--- start of Information shown ---
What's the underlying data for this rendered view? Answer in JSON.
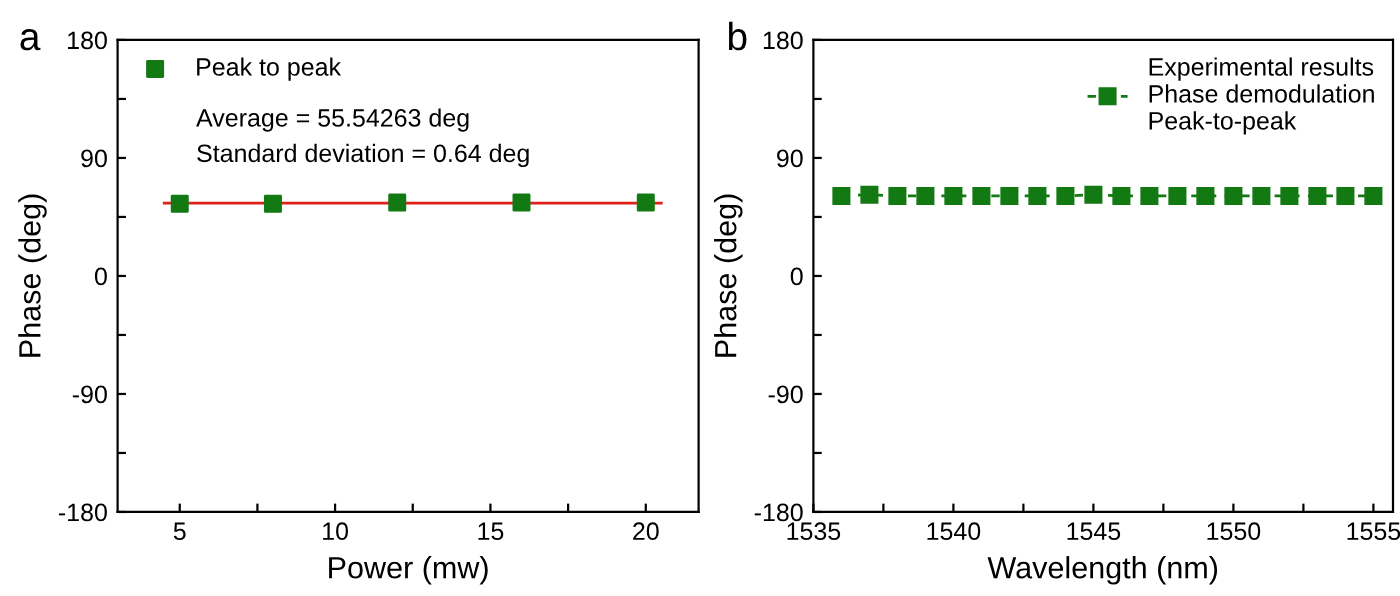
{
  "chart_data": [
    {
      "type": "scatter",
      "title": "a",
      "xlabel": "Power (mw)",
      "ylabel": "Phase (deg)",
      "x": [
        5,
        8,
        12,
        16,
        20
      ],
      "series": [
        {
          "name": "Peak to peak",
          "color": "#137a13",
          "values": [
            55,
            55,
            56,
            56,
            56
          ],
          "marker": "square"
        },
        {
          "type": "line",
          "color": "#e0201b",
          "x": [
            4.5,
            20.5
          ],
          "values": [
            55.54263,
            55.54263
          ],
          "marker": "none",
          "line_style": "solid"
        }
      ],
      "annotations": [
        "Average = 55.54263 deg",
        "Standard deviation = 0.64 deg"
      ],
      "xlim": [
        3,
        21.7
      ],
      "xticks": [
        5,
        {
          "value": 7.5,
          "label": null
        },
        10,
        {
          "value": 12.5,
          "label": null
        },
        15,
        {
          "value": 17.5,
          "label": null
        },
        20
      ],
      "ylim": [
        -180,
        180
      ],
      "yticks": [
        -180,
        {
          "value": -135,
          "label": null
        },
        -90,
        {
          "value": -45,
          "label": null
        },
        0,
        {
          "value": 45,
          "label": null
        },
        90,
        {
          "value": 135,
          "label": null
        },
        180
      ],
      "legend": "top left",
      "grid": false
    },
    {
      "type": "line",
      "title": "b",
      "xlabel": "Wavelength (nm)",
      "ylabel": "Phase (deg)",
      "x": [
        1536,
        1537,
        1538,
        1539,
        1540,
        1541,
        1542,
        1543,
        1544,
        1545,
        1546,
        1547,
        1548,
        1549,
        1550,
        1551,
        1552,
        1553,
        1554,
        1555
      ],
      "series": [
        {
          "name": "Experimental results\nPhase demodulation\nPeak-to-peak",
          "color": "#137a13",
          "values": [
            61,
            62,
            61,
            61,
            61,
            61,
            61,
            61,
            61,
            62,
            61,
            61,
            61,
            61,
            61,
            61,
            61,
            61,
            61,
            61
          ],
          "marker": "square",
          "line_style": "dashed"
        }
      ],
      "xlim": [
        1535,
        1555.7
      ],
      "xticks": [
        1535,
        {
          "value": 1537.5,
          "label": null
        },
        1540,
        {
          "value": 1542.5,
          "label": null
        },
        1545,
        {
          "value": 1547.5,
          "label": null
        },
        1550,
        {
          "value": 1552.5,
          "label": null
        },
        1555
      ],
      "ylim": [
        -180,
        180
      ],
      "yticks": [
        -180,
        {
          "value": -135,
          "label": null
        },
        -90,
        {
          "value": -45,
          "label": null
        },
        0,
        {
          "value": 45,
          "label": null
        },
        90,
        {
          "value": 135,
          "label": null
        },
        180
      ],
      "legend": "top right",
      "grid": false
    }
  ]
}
--- end of Information shown ---
--- start of Information shown ---
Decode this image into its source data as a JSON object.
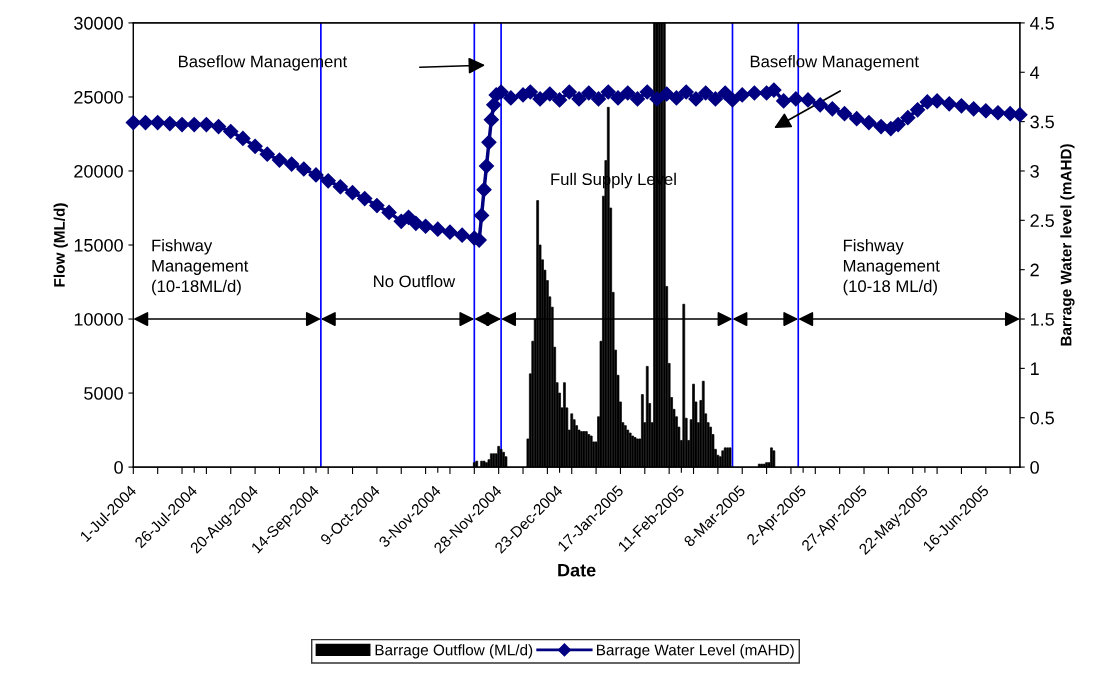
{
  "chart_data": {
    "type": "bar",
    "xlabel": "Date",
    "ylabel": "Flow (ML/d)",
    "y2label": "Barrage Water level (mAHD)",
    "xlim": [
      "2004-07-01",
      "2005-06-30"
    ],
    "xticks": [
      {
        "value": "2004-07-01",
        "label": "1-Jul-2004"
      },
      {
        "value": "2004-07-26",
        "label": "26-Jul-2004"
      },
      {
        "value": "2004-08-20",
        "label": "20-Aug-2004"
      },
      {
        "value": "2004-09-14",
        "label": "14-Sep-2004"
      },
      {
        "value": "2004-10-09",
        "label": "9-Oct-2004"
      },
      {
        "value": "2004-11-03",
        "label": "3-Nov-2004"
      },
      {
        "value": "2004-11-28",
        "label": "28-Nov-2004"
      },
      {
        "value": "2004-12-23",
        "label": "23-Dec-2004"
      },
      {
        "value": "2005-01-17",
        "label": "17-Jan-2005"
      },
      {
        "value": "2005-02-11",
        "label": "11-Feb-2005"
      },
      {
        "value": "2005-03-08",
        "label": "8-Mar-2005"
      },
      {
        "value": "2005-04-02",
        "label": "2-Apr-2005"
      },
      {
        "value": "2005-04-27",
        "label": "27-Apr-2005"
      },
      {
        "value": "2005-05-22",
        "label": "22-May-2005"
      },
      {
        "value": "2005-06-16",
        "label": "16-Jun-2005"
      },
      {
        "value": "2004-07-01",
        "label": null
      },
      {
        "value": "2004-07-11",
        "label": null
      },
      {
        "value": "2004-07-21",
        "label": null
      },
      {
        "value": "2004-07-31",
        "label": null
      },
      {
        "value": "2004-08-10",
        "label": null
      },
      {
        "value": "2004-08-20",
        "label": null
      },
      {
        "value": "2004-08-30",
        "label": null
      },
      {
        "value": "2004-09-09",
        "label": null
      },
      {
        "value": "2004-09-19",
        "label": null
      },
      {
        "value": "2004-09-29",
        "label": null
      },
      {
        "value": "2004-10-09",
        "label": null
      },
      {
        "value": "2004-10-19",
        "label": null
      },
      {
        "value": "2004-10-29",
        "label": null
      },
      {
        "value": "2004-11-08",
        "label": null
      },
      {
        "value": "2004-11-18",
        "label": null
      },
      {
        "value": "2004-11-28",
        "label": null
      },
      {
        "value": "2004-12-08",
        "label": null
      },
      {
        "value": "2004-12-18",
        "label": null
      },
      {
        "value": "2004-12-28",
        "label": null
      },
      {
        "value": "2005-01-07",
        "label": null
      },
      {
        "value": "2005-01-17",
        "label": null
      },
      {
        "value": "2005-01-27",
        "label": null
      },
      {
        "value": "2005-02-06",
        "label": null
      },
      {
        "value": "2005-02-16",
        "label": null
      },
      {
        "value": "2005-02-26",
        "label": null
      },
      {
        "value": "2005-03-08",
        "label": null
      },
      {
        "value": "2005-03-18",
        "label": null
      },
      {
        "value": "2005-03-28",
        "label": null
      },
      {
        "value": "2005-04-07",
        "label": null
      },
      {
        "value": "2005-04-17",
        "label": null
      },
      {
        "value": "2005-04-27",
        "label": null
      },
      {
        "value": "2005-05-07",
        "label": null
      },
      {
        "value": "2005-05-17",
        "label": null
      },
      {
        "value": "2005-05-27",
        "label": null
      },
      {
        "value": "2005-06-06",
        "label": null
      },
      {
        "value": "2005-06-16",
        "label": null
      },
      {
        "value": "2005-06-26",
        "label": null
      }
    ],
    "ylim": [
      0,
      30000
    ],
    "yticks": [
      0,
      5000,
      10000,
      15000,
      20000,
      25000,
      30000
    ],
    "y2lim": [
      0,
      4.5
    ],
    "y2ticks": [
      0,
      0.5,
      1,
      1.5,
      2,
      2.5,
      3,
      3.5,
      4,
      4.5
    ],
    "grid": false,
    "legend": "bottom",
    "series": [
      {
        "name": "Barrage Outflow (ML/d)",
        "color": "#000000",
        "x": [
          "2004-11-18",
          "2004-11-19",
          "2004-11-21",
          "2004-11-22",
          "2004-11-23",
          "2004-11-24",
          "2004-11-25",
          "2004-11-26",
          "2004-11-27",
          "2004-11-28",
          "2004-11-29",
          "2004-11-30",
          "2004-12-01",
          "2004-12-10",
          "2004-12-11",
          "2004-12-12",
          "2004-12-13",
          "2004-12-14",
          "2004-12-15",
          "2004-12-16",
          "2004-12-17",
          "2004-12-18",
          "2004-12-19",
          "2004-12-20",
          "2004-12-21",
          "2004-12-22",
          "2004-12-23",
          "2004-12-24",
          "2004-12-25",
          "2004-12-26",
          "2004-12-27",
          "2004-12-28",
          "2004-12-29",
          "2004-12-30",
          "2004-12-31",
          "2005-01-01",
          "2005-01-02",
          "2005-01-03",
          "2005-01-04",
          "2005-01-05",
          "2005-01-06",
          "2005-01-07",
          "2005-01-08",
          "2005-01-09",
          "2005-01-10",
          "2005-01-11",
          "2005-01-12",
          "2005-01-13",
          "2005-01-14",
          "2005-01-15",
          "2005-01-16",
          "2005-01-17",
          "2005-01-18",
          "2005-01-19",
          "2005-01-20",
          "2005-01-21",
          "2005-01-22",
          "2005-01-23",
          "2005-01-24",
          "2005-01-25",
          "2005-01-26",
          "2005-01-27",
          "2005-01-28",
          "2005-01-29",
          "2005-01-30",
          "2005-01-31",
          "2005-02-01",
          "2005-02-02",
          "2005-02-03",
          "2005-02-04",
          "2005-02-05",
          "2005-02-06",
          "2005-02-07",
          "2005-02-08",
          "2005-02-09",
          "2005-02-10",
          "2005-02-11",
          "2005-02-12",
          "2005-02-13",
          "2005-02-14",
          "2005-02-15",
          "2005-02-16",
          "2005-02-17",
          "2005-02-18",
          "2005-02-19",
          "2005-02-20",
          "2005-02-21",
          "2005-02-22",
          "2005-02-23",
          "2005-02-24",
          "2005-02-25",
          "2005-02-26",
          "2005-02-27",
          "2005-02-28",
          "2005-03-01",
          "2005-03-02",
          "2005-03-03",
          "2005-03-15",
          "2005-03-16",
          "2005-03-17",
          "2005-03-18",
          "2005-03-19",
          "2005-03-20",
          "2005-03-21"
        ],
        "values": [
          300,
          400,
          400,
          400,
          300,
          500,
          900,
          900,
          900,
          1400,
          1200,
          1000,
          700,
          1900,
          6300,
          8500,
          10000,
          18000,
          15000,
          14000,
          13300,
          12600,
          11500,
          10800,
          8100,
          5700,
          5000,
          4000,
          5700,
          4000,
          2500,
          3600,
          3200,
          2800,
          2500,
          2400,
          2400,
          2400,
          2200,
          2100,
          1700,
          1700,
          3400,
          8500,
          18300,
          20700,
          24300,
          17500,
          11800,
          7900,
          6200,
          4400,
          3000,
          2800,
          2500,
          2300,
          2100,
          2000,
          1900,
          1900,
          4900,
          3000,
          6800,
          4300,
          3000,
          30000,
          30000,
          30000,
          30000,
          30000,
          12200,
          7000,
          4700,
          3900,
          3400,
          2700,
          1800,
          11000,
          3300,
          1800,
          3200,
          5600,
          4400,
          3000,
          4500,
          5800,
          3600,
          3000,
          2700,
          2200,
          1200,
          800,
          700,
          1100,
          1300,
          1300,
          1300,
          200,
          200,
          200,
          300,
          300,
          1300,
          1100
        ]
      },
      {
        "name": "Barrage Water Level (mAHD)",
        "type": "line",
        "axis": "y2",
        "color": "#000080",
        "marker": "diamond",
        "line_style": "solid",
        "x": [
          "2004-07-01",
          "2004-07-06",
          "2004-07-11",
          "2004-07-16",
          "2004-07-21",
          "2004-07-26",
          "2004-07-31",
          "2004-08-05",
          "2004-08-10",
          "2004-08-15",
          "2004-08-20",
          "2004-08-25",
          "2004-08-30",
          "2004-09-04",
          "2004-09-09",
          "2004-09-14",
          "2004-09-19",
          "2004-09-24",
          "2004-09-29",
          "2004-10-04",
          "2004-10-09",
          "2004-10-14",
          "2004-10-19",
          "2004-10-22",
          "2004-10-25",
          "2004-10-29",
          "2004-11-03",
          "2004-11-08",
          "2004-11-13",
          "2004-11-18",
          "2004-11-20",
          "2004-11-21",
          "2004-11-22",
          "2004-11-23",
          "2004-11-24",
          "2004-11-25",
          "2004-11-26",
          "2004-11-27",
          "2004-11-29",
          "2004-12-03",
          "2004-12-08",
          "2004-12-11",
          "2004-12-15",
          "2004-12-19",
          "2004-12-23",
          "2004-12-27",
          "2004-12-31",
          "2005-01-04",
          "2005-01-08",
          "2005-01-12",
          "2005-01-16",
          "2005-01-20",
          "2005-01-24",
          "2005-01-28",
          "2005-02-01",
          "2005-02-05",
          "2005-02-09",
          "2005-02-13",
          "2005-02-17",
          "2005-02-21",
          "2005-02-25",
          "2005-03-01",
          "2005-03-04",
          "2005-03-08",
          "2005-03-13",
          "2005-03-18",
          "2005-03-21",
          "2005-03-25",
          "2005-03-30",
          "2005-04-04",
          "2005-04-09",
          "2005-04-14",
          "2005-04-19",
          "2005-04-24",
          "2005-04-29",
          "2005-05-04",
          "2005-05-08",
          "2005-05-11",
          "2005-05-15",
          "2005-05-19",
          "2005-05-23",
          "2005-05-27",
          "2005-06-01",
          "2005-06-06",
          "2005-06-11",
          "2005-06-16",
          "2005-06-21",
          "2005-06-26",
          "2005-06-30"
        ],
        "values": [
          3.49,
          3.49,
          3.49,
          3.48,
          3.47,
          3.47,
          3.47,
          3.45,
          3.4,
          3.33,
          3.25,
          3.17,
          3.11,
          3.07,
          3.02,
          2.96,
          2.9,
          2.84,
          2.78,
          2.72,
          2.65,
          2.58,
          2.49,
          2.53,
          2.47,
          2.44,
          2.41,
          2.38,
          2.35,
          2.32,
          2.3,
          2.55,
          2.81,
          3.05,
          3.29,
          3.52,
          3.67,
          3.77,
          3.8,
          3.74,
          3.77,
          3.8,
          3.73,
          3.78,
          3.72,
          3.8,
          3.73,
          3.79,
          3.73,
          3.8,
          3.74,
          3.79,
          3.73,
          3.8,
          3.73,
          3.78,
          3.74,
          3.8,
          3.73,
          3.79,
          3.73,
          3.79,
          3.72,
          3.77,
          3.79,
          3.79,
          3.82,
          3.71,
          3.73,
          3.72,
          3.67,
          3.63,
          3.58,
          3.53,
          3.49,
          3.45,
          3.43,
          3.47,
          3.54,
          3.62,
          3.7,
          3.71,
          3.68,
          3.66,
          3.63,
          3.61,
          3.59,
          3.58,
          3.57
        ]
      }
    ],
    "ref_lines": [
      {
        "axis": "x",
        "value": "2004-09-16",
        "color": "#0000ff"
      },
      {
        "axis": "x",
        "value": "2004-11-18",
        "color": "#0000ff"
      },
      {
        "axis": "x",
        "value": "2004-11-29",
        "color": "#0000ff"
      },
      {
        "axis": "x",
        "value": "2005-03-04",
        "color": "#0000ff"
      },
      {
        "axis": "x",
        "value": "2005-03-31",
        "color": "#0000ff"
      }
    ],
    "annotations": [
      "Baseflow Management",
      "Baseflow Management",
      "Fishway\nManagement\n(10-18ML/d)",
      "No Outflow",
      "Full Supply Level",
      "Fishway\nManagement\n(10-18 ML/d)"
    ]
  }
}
--- end of Information shown ---
→ **Aim of the task**
From the listing, copy every line where the string "JSON" appears.

→ **Correct answer**
What's the underlying data for this rendered view? Answer in JSON.
Decode this image into its source data as a JSON object.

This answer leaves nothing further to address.